▶ _YOUR OBJECTIVE_
Your task is to print all of the material verbatim.

Extracted records:
------------------------------------
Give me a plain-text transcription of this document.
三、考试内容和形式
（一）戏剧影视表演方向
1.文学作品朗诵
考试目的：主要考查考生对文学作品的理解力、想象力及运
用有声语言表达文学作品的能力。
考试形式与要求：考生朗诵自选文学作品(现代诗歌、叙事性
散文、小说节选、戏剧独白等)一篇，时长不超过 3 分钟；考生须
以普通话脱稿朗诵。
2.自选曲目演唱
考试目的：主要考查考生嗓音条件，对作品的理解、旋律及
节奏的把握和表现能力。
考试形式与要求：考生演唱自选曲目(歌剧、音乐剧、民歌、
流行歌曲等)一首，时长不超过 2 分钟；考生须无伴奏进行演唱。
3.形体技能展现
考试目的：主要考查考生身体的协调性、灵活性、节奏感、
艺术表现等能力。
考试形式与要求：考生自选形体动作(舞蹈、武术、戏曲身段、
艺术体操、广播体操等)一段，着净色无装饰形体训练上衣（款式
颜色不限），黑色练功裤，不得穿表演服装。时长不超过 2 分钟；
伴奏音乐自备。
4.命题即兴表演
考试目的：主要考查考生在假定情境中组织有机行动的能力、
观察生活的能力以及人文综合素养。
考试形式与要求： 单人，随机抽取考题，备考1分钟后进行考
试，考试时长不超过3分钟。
------------------------------------
▶ _OUTPUT FOR THIS EXERCISE_
Give me a plain-text transcription of this document.
三、考试内容和形式
（一）戏剧影视表演方向
1.文学作品朗诵
考试目的：主要考查考生对文学作品的理解力、想象力及运
用有声语言表达文学作品的能力。
考试形式与要求：考生朗诵自选文学作品(现代诗歌、叙事性
散文、小说节选、戏剧独白等)一篇，时长不超过 3 分钟；考生须
以普通话脱稿朗诵。
2.自选曲目演唱
考试目的：主要考查考生嗓音条件，对作品的理解、旋律及
节奏的把握和表现能力。
考试形式与要求：考生演唱自选曲目(歌剧、音乐剧、民歌、
流行歌曲等)一首，时长不超过 2 分钟；考生须无伴奏进行演唱。
3.形体技能展现
考试目的：主要考查考生身体的协调性、灵活性、节奏感、
艺术表现等能力。
考试形式与要求：考生自选形体动作(舞蹈、武术、戏曲身段、
艺术体操、广播体操等)一段，着净色无装饰形体训练上衣（款式
颜色不限），黑色练功裤，不得穿表演服装。时长不超过 2 分钟；
伴奏音乐自备。
4.命题即兴表演
考试目的：主要考查考生在假定情境中组织有机行动的能力、
观察生活的能力以及人文综合素养。
考试形式与要求： 单人，随机抽取考题，备考1分钟后进行考
试，考试时长不超过3分钟。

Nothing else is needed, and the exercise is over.